Problem details> Show all lines holding "prévu".
— start of Exercise data —
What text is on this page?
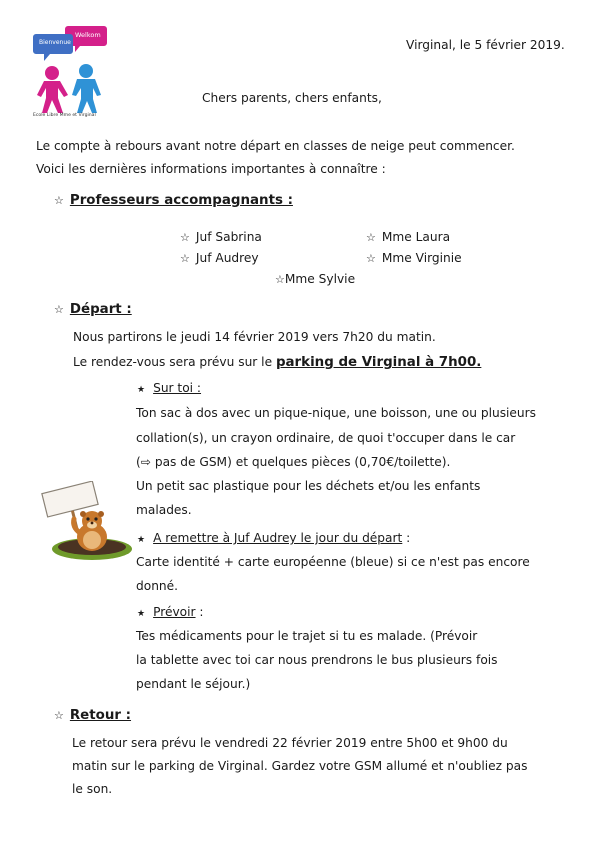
Bienvenue
Welkom
Ecole Libre Mme et Virginal
Virginal, le 5 février 2019.
Chers parents, chers enfants,
Le compte à rebours avant notre départ en classes de neige peut commencer.
Voici les dernières informations importantes à connaître :
☆ Professeurs accompagnants :
☆ Juf Sabrina	☆ Mme Laura
☆ Juf Audrey	☆ Mme Virginie
☆Mme Sylvie
☆ Départ :
Nous partirons le jeudi 14 février 2019 vers 7h20 du matin.
Le rendez-vous sera prévu sur le parking de Virginal à 7h00.
★ Sur toi :
Ton sac à dos avec un pique-nique, une boisson, une ou plusieurs
collation(s), un crayon ordinaire, de quoi t'occuper dans le car
(⇨ pas de GSM) et quelques pièces (0,70€/toilette).
Un petit sac plastique pour les déchets et/ou les enfants
malades.
★ A remettre à Juf Audrey le jour du départ :
Carte identité + carte européenne (bleue) si ce n'est pas encore
donné.
★ Prévoir :
Tes médicaments pour le trajet si tu es malade. (Prévoir
la tablette avec toi car nous prendrons le bus plusieurs fois
pendant le séjour.)
☆ Retour :
Le retour sera prévu le vendredi 22 février 2019 entre 5h00 et 9h00 du
matin sur le parking de Virginal. Gardez votre GSM allumé et n'oubliez pas
le son.
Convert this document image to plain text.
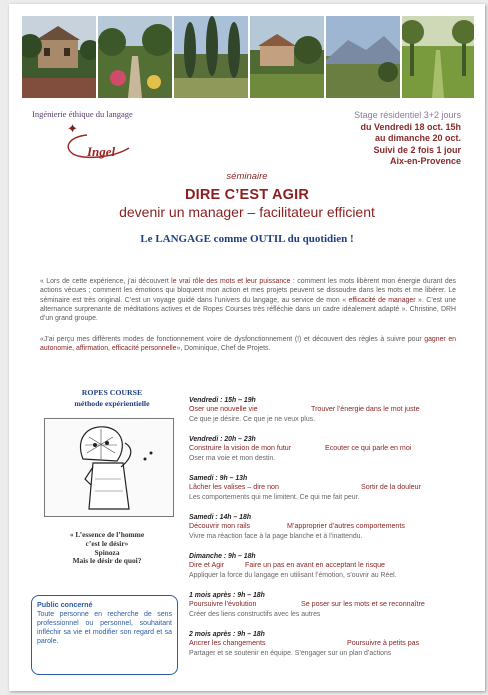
Ingénierie éthique du langage
✦
Ingel
Stage résidentiel 3+2 jours
du Vendredi 18 oct. 15h
au dimanche 20 oct.
Suivi de 2 fois 1 jour
Aix-en-Provence
séminaire
DIRE C’EST AGIR
devenir un manager – facilitateur efficient
Le LANGAGE comme OUTIL du quotidien !
« Lors de cette expérience, j’ai découvert le vrai rôle des mots et leur puissance : comment les mots libèrent mon énergie durant des actions vécues ; comment les émotions qui bloquent mon action et mes projets peuvent se dissoudre dans les mots et me libérer. Le séminaire est très original. C’est un voyage guidé dans l’univers du langage, au service de mon « efficacité de manager ». C’est une alternance surprenante de méditations actives et de Ropes Courses très réfléchie dans un cadre idéalement adapté ». Christine, DRH d’un grand groupe.
«J’ai perçu mes différents modes de fonctionnement voire de dysfonctionnement (!) et découvert des règles à suivre pour gagner en autonomie, affirmation, efficacité personnelle», Dominique, Chef de Projets.
ROPES COURSE
méthode expérientielle
« L’essence de l’homme
c’est le désir»
Spinoza
Mais le désir de quoi?
Public concerné
Toute personne en recherche de sens professionnel ou personnel, souhaitant infléchir sa vie et modifier son regard et sa parole.
Vendredi : 15h – 19h
Oser une nouvelle vie	Trouver l’énergie dans le mot juste
Ce que je désire. Ce que je ne veux plus.
Vendredi : 20h – 23h
Construire la vision de mon futur	Ecouter ce qui parle en moi
Oser ma voie et mon destin.
Samedi : 9h – 13h
Lâcher les valises – dire non	Sortir de la douleur
Les comportements qui me limitent. Ce qui me fait peur.
Samedi : 14h – 18h
Découvrir mon rails	M’approprier d’autres comportements
Vivre ma réaction face à la page blanche et à l’inattendu.
Dimanche : 9h – 18h
Dire et Agir	Faire un pas en avant en acceptant le risque
Appliquer la force du langage en utilisant l’émotion, s’ouvrir au Réel.
1 mois après : 9h – 18h
Poursuivre l’évolution	Se poser sur les mots et se reconnaître
Créer des liens constructifs avec les autres
2 mois après : 9h – 18h
Ancrer les changements	Poursuivre à petits pas
Partager et se soutenir en équipe. S’engager sur un plan d’actions
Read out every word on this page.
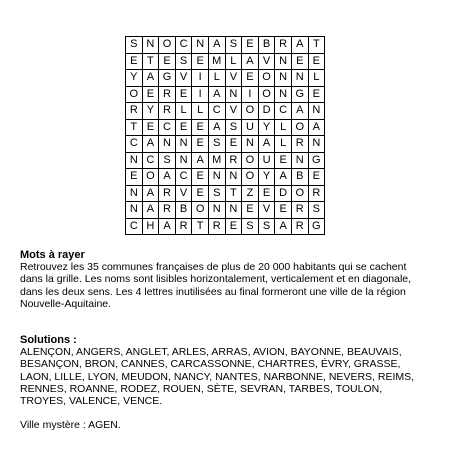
S N O C N A S E B R A T
E T E S E M L A V N E E
Y A G V	I	L V E O N N L
O E R E	I	A N	I O N G E
R Y R L L C V O D C A N
T E C E E A S U Y L O A
C A N N E S E N A L R N
N C S N A M R O U E N G
E O A C E N N O Y A B E
N A R V E S T Z E D O R
N A R B O N N E V E R S
C H A R T R E S S A R G
Mots à rayer
Retrouvez les 35 communes françaises de plus de 20 000 habitants qui se cachent
dans la grille. Les noms sont lisibles horizontalement, verticalement et en diagonale,
dans les deux sens. Les 4 lettres inutilisées au final formeront une ville de la région
Nouvelle-Aquitaine.
Solutions :
ALENÇON, ANGERS, ANGLET, ARLES, ARRAS, AVION, BAYONNE, BEAUVAIS,
BESANÇON, BRON, CANNES, CARCASSONNE, CHARTRES, ÉVRY, GRASSE,
LAON, LILLE, LYON, MEUDON, NANCY, NANTES, NARBONNE, NEVERS, REIMS,
RENNES, ROANNE, RODEZ, ROUEN, SÈTE, SEVRAN, TARBES, TOULON,
TROYES, VALENCE, VENCE.
Ville mystère : AGEN.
— end of Exercise data —
Final result>
Le rendez-vous sera prévu sur le parking de Virginal à 7h00.
Le retour sera prévu le vendredi 22 février 2019 entre 5h00 et 9h00 du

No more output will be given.